[Saved entries]
Begin

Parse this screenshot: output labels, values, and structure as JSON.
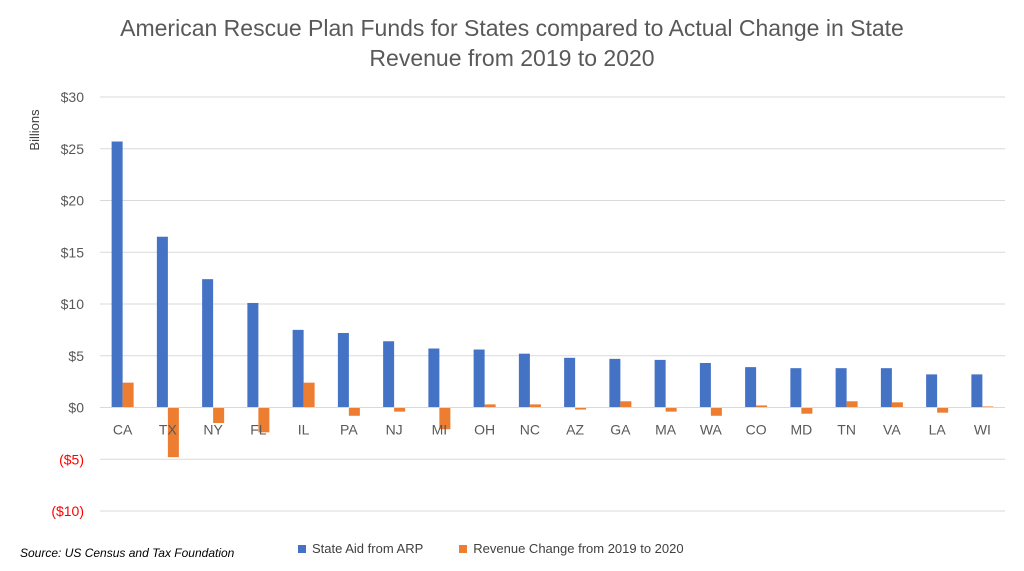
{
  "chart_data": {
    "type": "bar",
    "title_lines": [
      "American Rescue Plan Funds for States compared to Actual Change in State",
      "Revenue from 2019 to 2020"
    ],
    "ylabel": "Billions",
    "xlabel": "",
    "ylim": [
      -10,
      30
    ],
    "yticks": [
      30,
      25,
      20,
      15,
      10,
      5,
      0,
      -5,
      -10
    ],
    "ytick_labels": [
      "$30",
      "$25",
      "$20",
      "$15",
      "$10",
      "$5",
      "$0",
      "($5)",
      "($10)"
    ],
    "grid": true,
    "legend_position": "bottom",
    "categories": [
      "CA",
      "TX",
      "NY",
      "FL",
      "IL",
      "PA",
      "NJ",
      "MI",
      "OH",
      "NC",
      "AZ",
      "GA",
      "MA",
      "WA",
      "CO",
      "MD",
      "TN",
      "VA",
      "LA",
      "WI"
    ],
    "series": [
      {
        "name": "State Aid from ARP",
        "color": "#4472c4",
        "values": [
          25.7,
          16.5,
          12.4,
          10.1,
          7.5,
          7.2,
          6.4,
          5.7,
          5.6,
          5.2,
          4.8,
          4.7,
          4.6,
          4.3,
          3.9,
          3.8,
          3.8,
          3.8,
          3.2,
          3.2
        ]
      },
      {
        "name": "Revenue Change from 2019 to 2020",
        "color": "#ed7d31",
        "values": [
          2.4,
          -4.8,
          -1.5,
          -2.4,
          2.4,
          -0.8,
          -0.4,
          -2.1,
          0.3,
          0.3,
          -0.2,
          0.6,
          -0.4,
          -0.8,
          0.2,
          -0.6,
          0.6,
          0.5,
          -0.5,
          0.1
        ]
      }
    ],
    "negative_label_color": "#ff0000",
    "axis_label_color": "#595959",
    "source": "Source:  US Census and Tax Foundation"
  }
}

End

## EXERCISE BRIEF
From the data above, copy out every line with the string "Change" in it.

## EXERCISE OUTPUT
      "American Rescue Plan Funds for States compared to Actual Change in State",
        "name": "Revenue Change from 2019 to 2020",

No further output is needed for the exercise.